→ **INSTRUÇÕES A SEGUIR**
Segundo a entrevista, durante quantos anos o pai de Fernando Pinto trabalhou pela Pioneira?

→ **FONTE**
O Jetsite entrevistou por telefone Fernando Abs da Cruz Souza Pinto, CEO da TAP Air Portugal. Ele nasceu praticamente dentro da Varig, pois é filho do lendário comandante Lili Lucas Souza Pinto. Seu pai trabalhou pela Pioneira por exatos 49 anos, voando do Junkers F-13 ao Boeing 747. Um executivo brilhante, Pinto poderia ter sido o homem a salvar a Varig. Justamente quando o trabalho que empreendeu começava a dar frutos, teve sua trajetória interrompida pela ingerência da Fundação Ruben Berta. Esta passagem e muitas outras mais você acompanha agora no Jetsite / G. Beting

Jetsite: É para mim uma honra estrevistá-lo, mesmo com um oceano a nos separar.

Fernando Pinto: Parabéns pela iniciativa. Você está fazendo um livro importante com a história da Varig. Eu acompanho as tuas reportagens na Flap. Parabéns a você e parabéns ao Spagat. Preciso agradecer a vocês pelo excelente trabalho que fazem na Flap.

Jetsite: Você nasceu em 1949 em Porto Alegre, RS. Qual é sua primeira memória de aviação?

Fernando Pinto: Meu primeiro contato com aviação foi aos dez anos, quando ainda vivia na capital gaúcha. Um dia fui buscar meu pai no aeroporto de São João, onde ele voava de planador por esporte. Naquele aeroporto, na área da Varig, havia um espaço reservado para aeromodelos, uma pista de vôo circular. Foi amor à primeira vista. Cheguei em casa e e já tentei reproduzir aqueles aviões de balsa que havia acabado de ver. Meu pai depois me trouxe um kit e não parei mais. Até hoje, se tenho um tempinho livre, me dedico a construir aeromodelos.

Jetsite: Aviação continua a ser um hobby?

Fernando Pinto: Quase todo fim de semana vôo ou num TB-10 da Socata ou num Cessna 172. Continuo com os aeromodelos, quando tenho tempo. Meu irmão Geraldo, foi meu instrutor de planador lá em Osório (RS). Depois, tive o prazer de, muitos anos mais tarde, checar meu pai em um planador. E fiquei impressionadíssimo em ver como ele voava bem. E olha que ele era à época piloto de DC-10 na Varig. Voávamos o Neivão e o Blanik L-13. Agora vôo o Grob e Schleiser ASK-21. As vezes, saio de casa aqui em Sintra e quando olho para cima e vejo os planadores, acima da minha cabeça não resisto. Mudo de planos e corro para a Base Aérea de Sintra, que é de onde faço meus vôos!

Jetsite: Larga o que está fazendo e voa pra lá?

Fernando Pinto: Fiz isso este fim de semana e ainda consegui fazer um vôozinho.

Jetsite: E sua formação acadêmica?

→ **LISTAGEM**
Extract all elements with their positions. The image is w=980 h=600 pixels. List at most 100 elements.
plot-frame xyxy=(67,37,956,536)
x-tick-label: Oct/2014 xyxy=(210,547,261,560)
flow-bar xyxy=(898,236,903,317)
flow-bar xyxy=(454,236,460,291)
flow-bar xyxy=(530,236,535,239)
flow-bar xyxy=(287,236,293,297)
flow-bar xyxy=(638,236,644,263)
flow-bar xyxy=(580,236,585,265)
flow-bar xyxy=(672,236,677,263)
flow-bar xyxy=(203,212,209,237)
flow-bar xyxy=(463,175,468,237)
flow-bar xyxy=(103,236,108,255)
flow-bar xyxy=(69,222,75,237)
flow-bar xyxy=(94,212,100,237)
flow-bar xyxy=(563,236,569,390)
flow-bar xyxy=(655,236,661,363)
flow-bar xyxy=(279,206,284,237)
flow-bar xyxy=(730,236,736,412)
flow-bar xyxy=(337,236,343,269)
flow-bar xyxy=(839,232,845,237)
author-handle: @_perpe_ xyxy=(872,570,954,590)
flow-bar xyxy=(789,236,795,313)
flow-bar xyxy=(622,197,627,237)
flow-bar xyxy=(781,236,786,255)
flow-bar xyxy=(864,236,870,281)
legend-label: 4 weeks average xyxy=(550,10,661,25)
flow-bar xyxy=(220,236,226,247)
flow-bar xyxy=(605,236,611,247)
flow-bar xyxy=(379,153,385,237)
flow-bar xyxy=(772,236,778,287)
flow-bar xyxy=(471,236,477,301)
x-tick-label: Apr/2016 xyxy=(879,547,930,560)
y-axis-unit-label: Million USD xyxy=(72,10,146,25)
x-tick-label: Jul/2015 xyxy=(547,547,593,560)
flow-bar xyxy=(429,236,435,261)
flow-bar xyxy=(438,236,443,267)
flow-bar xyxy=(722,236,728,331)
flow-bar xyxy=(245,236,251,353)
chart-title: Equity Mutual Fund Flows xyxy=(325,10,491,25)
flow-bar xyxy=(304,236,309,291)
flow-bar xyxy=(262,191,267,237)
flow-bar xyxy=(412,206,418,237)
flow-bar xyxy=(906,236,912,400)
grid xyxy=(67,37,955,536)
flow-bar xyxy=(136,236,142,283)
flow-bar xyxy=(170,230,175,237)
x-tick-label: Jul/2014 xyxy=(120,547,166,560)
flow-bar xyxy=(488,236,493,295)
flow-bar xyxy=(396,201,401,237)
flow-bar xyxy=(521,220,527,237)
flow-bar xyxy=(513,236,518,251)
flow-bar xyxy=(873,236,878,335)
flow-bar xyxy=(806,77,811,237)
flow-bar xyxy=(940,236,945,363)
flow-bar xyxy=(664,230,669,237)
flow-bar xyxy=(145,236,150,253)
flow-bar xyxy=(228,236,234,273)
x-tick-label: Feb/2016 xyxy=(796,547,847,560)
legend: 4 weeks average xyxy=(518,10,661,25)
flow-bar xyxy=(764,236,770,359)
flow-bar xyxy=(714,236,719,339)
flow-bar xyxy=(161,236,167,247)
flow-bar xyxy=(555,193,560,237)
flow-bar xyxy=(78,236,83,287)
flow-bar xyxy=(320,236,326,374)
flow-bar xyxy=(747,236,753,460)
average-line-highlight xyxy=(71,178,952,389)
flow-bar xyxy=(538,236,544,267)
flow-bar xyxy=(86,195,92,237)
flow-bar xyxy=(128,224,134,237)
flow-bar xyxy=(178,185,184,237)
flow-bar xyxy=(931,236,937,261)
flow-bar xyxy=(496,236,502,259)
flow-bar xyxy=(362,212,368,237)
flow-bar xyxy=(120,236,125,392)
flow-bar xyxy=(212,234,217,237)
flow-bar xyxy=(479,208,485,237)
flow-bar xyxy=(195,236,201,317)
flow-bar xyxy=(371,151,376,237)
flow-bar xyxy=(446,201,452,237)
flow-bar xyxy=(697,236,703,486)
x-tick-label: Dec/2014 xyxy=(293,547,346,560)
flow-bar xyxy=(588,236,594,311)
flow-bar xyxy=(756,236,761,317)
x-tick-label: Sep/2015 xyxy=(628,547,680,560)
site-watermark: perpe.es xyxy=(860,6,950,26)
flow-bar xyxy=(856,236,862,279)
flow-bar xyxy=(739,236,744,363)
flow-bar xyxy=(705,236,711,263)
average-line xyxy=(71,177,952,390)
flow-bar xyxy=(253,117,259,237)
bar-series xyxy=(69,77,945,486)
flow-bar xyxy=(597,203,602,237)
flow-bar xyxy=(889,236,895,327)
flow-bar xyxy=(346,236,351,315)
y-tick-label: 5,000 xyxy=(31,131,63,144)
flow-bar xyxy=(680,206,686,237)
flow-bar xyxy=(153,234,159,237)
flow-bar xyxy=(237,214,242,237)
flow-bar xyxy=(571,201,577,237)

→ **RESPOSTA COMPLETA**
Por exatos 49 anos.